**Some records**
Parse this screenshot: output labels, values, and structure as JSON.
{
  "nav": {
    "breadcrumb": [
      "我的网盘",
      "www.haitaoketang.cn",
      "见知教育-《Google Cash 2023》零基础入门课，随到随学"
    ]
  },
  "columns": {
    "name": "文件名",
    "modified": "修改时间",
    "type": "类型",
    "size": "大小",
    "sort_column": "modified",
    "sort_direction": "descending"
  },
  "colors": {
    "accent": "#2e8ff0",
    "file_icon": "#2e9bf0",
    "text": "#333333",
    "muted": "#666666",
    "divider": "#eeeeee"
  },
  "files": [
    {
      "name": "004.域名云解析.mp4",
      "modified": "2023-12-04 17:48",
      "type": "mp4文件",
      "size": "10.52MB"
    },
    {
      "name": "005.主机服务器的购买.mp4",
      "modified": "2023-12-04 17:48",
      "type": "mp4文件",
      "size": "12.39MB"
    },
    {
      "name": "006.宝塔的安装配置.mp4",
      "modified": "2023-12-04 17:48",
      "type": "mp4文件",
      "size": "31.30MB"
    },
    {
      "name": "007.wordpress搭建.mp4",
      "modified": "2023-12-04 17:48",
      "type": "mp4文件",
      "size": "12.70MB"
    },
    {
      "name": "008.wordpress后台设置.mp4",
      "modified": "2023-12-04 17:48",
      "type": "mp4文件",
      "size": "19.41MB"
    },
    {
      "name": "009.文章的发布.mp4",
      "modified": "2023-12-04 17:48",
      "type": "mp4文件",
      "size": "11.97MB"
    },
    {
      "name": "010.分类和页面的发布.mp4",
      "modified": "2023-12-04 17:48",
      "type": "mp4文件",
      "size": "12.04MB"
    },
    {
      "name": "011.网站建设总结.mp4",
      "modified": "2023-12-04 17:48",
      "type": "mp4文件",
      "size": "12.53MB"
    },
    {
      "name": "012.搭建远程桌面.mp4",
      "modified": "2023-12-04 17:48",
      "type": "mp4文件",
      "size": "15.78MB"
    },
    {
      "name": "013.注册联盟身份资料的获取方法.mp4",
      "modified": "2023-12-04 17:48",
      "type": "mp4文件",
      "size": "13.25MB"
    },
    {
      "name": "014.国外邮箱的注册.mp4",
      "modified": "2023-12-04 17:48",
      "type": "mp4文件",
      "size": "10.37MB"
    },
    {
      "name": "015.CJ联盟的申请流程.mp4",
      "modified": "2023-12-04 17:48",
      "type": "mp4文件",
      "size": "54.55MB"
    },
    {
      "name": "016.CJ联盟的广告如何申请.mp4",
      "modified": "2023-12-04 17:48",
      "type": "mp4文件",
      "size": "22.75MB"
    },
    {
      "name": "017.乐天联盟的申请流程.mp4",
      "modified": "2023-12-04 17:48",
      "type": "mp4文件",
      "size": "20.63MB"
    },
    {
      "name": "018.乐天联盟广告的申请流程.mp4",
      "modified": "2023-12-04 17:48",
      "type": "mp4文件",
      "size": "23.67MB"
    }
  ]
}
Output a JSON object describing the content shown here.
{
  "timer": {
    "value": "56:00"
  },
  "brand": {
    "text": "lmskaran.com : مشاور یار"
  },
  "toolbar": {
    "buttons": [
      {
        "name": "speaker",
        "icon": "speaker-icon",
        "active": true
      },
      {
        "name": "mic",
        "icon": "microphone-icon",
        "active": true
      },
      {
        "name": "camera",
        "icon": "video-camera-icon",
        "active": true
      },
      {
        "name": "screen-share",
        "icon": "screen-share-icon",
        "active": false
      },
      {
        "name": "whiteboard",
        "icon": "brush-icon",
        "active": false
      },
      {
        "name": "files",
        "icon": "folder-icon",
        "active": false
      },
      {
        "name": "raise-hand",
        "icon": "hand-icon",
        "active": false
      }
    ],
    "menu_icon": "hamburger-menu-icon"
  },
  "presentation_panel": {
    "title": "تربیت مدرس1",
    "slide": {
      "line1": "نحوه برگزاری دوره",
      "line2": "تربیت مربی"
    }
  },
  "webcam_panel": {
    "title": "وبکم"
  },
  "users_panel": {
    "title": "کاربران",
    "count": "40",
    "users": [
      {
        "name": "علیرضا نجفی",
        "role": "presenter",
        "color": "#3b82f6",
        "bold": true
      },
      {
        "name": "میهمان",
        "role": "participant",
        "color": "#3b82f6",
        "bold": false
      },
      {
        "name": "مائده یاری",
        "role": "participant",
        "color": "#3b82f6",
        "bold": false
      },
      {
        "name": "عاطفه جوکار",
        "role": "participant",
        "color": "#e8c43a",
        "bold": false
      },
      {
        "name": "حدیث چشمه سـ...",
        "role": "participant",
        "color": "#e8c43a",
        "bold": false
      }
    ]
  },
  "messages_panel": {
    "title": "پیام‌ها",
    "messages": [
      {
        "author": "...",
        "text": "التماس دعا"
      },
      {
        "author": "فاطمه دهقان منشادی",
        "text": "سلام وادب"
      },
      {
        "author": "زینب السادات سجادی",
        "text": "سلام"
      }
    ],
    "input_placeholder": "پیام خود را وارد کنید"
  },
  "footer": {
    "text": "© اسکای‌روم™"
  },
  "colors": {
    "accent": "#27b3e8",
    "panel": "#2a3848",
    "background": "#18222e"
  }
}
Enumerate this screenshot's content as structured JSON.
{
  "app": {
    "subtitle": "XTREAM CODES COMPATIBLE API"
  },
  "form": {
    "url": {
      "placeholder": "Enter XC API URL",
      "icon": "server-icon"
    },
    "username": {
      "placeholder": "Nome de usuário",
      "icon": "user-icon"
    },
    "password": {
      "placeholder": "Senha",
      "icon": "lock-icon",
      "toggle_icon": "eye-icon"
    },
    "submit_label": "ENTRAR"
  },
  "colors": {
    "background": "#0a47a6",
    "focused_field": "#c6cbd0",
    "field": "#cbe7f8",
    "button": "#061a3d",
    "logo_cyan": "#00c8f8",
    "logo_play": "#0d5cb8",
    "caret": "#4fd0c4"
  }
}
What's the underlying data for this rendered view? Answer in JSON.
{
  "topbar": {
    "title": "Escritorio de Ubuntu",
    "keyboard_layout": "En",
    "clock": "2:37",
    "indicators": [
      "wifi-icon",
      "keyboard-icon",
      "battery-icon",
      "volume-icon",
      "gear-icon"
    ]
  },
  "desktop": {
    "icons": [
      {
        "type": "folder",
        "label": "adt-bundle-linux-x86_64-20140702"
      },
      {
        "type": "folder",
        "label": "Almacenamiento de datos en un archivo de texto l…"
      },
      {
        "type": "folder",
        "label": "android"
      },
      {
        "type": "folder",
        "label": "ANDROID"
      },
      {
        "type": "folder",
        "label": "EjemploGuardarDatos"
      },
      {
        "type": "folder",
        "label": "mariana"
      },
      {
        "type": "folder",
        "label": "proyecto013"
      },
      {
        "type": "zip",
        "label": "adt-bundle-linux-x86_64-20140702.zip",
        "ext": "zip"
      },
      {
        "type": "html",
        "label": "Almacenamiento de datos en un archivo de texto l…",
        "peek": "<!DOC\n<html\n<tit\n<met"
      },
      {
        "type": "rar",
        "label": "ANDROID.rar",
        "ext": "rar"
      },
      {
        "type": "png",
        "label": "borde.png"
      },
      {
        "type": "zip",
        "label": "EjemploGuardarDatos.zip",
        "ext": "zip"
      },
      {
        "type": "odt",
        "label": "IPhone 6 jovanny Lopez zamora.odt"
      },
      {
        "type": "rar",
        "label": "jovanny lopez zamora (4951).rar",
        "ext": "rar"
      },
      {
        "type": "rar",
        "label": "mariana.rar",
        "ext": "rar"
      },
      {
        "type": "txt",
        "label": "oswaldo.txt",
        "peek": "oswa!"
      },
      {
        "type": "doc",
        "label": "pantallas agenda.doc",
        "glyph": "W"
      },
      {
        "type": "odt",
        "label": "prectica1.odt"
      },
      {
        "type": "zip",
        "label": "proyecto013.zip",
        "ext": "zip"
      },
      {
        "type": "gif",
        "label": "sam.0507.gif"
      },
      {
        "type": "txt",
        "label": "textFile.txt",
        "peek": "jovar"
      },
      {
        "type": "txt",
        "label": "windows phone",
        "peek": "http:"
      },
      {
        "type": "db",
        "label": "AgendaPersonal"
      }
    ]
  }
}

**Task to complete**
State the count of lines in the data holding the word "peek", adding nothing to it.

**Answer in full**
4